Answer with a single number: the count of lines that hold "sosu".

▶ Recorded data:
##############################

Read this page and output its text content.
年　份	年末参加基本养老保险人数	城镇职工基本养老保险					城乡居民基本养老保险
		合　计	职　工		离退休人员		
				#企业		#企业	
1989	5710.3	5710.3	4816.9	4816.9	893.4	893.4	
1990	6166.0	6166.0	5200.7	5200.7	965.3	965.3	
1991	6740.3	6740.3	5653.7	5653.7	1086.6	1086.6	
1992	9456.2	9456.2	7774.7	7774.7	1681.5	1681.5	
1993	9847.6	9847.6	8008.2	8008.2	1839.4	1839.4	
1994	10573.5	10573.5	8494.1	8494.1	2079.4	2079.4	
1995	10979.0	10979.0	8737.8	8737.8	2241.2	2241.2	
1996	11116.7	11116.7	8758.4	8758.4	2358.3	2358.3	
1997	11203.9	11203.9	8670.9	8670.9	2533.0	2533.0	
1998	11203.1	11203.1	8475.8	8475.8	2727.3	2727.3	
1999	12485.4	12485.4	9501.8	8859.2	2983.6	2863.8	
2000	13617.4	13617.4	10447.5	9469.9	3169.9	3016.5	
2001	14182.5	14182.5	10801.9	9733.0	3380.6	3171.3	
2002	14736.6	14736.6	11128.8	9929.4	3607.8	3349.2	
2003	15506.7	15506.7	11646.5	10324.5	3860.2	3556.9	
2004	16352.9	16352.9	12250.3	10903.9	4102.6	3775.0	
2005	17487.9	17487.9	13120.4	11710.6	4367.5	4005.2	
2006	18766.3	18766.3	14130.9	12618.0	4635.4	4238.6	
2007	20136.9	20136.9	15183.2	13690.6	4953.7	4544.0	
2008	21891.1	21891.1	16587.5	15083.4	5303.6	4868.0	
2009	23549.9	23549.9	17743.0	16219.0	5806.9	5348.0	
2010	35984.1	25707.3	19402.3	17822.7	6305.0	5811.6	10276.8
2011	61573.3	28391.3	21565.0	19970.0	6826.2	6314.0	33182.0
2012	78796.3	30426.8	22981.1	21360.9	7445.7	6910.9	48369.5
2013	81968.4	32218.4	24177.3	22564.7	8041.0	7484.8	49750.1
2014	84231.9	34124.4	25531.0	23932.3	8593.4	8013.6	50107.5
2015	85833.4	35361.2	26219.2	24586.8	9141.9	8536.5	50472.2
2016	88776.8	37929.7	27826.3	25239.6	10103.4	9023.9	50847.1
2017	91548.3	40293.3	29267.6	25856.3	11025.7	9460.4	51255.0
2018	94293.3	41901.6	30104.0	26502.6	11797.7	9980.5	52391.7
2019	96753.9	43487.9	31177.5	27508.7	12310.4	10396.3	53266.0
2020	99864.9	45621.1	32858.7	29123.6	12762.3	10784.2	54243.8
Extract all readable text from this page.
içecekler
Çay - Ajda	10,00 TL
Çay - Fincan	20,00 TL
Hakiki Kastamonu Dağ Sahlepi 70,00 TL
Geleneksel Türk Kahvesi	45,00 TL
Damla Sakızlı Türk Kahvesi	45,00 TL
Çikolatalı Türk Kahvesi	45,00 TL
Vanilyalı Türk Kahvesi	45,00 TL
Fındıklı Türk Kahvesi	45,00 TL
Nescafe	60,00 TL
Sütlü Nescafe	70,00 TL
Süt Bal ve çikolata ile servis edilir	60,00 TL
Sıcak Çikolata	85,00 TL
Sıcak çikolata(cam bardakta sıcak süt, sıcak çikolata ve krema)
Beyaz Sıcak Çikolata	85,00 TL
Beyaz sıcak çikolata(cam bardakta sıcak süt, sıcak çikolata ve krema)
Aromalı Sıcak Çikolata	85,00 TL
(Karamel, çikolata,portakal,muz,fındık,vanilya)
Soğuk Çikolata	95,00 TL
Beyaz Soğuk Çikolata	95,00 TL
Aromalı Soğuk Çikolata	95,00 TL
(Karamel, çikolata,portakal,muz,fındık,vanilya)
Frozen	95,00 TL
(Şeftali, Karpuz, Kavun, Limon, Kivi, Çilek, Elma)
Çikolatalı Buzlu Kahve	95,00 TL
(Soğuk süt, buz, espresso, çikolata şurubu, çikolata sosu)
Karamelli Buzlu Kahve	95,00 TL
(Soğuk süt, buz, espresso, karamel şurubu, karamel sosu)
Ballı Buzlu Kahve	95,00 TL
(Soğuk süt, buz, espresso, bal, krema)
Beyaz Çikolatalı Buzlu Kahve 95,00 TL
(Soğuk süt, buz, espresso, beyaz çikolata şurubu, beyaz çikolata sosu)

##############################

▶ Solution: 3